# [WORK TO DO]
Find each line with the string "Herrljunga" and report it.

# [Data entries for graphics]
---+---

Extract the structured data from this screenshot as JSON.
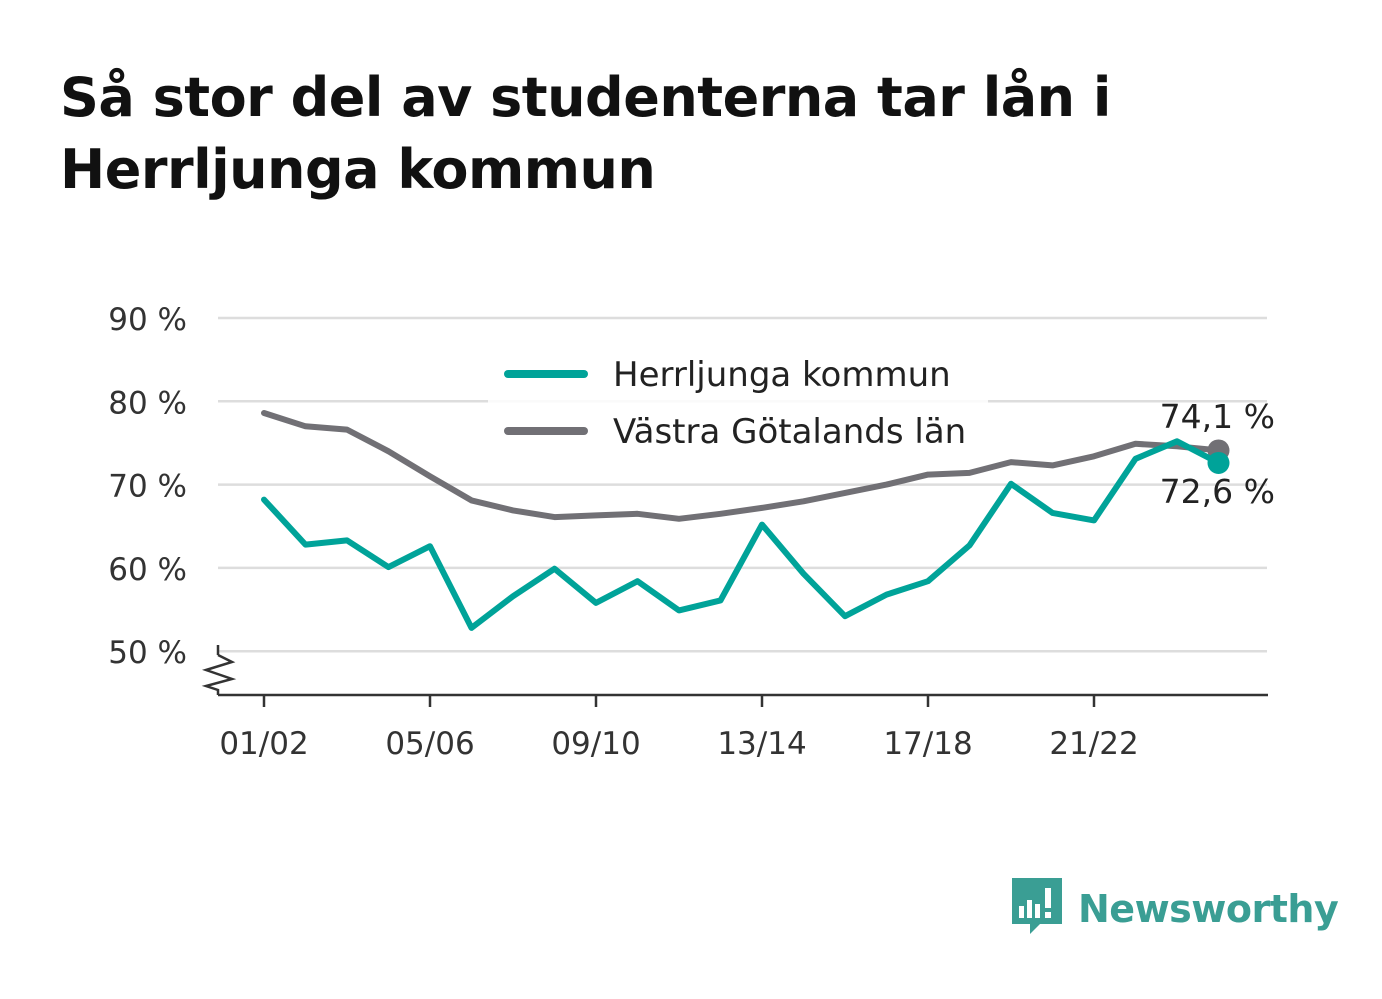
{
  "title": "Så stor del av studenterna tar lån i Herrljunga kommun",
  "brand": {
    "name": "Newsworthy",
    "color": "#3a9e94",
    "icon": "newsworthy-logo-icon"
  },
  "chart_data": {
    "type": "line",
    "title": "Så stor del av studenterna tar lån i Herrljunga kommun",
    "x": [
      "01/02",
      "02/03",
      "03/04",
      "04/05",
      "05/06",
      "06/07",
      "07/08",
      "08/09",
      "09/10",
      "10/11",
      "11/12",
      "12/13",
      "13/14",
      "14/15",
      "15/16",
      "16/17",
      "17/18",
      "18/19",
      "19/20",
      "20/21",
      "21/22",
      "22/23",
      "23/24",
      "24/25"
    ],
    "x_tick_labels": [
      "01/02",
      "05/06",
      "09/10",
      "13/14",
      "17/18",
      "21/22"
    ],
    "y_tick_labels": [
      "50 %",
      "60 %",
      "70 %",
      "80 %",
      "90 %"
    ],
    "y_ticks": [
      50,
      60,
      70,
      80,
      90
    ],
    "ylim": [
      45,
      90
    ],
    "y_axis_break": true,
    "grid": true,
    "legend_position": "top-center",
    "series": [
      {
        "name": "Herrljunga kommun",
        "color": "#00a399",
        "values": [
          68.2,
          62.8,
          63.3,
          60.1,
          62.6,
          52.8,
          56.6,
          59.9,
          55.8,
          58.4,
          54.9,
          56.1,
          65.2,
          59.3,
          54.2,
          56.8,
          58.4,
          62.7,
          70.1,
          66.6,
          65.7,
          73.1,
          75.2,
          72.6
        ],
        "end_label": "72,6 %"
      },
      {
        "name": "Västra Götalands län",
        "color": "#717075",
        "values": [
          78.6,
          77.0,
          76.6,
          74.0,
          71.0,
          68.1,
          66.9,
          66.1,
          66.3,
          66.5,
          65.9,
          66.5,
          67.2,
          68.0,
          69.0,
          70.0,
          71.2,
          71.4,
          72.7,
          72.3,
          73.4,
          74.9,
          74.6,
          74.1
        ],
        "end_label": "74,1 %"
      }
    ]
  }
}
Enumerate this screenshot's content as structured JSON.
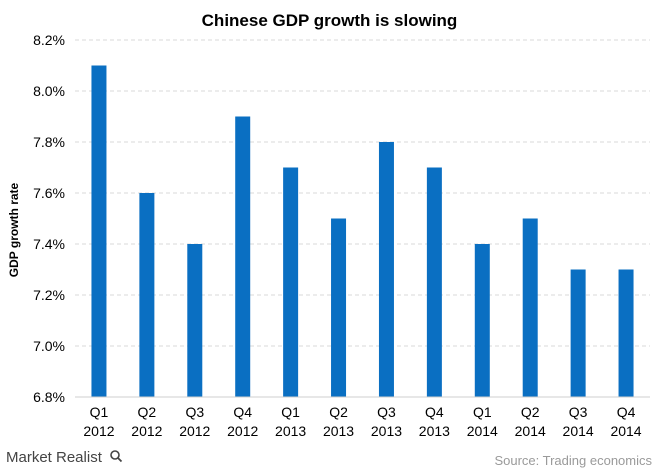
{
  "chart_data": {
    "type": "bar",
    "title": "Chinese GDP growth is slowing",
    "ylabel": "GDP growth rate",
    "xlabel": "",
    "ylim": [
      6.8,
      8.2
    ],
    "yticks": [
      "8.2%",
      "8.0%",
      "7.8%",
      "7.6%",
      "7.4%",
      "7.2%",
      "7.0%",
      "6.8%"
    ],
    "ytick_values": [
      8.2,
      8.0,
      7.8,
      7.6,
      7.4,
      7.2,
      7.0,
      6.8
    ],
    "grid": true,
    "categories": [
      [
        "Q1",
        "2012"
      ],
      [
        "Q2",
        "2012"
      ],
      [
        "Q3",
        "2012"
      ],
      [
        "Q4",
        "2012"
      ],
      [
        "Q1",
        "2013"
      ],
      [
        "Q2",
        "2013"
      ],
      [
        "Q3",
        "2013"
      ],
      [
        "Q4",
        "2013"
      ],
      [
        "Q1",
        "2014"
      ],
      [
        "Q2",
        "2014"
      ],
      [
        "Q3",
        "2014"
      ],
      [
        "Q4",
        "2014"
      ]
    ],
    "values": [
      8.1,
      7.6,
      7.4,
      7.9,
      7.7,
      7.5,
      7.8,
      7.7,
      7.4,
      7.5,
      7.3,
      7.3
    ],
    "bar_color": "#0a6fc2",
    "grid_color": "#d9d9d9"
  },
  "branding": {
    "name": "Market Realist",
    "icon": "magnifier-icon"
  },
  "source": "Source: Trading economics"
}
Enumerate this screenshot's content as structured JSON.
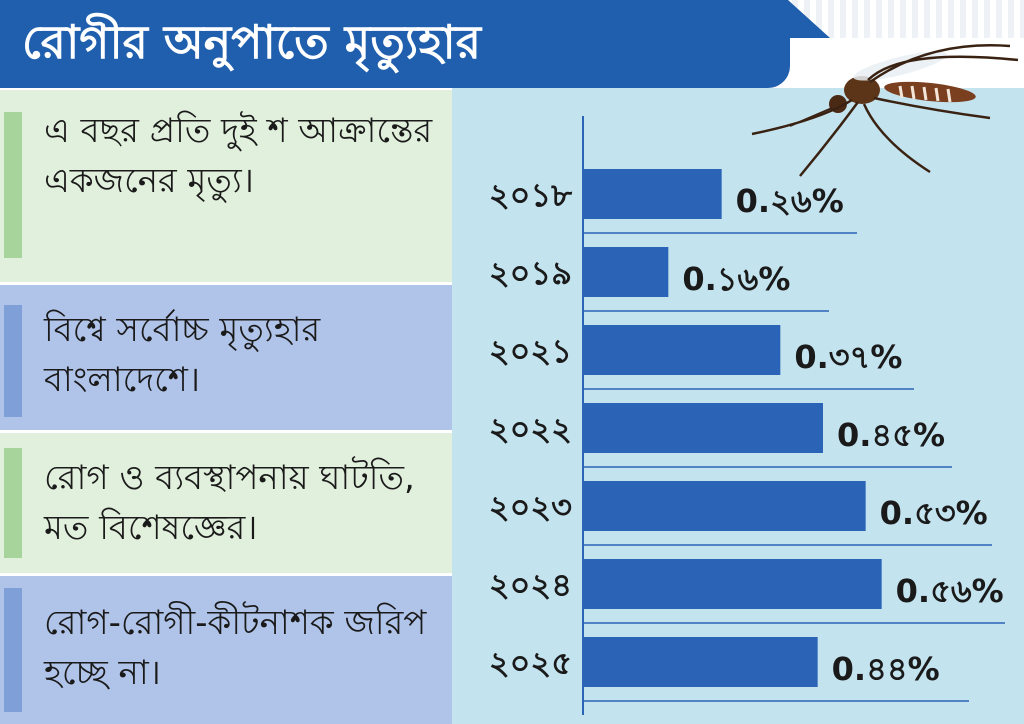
{
  "title": "রোগীর অনুপাতে মৃত্যুহার",
  "notes": [
    "এ বছর প্রতি দুই শ আক্রান্তের একজনের মৃত্যু।",
    "বিশ্বে সর্বোচ্চ মৃত্যুহার বাংলাদেশে।",
    "রোগ ও ব্যবস্থাপনায় ঘাটতি, মত বিশেষজ্ঞের।",
    "রোগ-রোগী-কীটনাশক জরিপ হচ্ছে না।"
  ],
  "chart_data": {
    "type": "bar",
    "orientation": "horizontal",
    "categories": [
      "২০১৮",
      "২০১৯",
      "২০২১",
      "২০২২",
      "২০২৩",
      "২০২৪",
      "২০২৫"
    ],
    "values": [
      0.26,
      0.16,
      0.37,
      0.45,
      0.53,
      0.56,
      0.44
    ],
    "value_labels": [
      "0.২৬%",
      "0.১৬%",
      "0.৩৭%",
      "0.৪৫%",
      "0.৫৩%",
      "0.৫৬%",
      "0.৪৪%"
    ],
    "bar_color": "#2b63b6",
    "xlim": [
      0,
      0.6
    ]
  },
  "colors": {
    "title_band": "#1f5fae",
    "chart_background": "#c3e3ef",
    "note_green": "#e1f0dc",
    "note_blue": "#b0c3e8"
  },
  "illustration": "mosquito-icon"
}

---+---

# [EXERCISE RESULT]
  "title": "Så stor del av studenterna tar lån i Herrljunga kommun",
    "title": "Så stor del av studenterna tar lån i Herrljunga kommun",
        "name": "Herrljunga kommun",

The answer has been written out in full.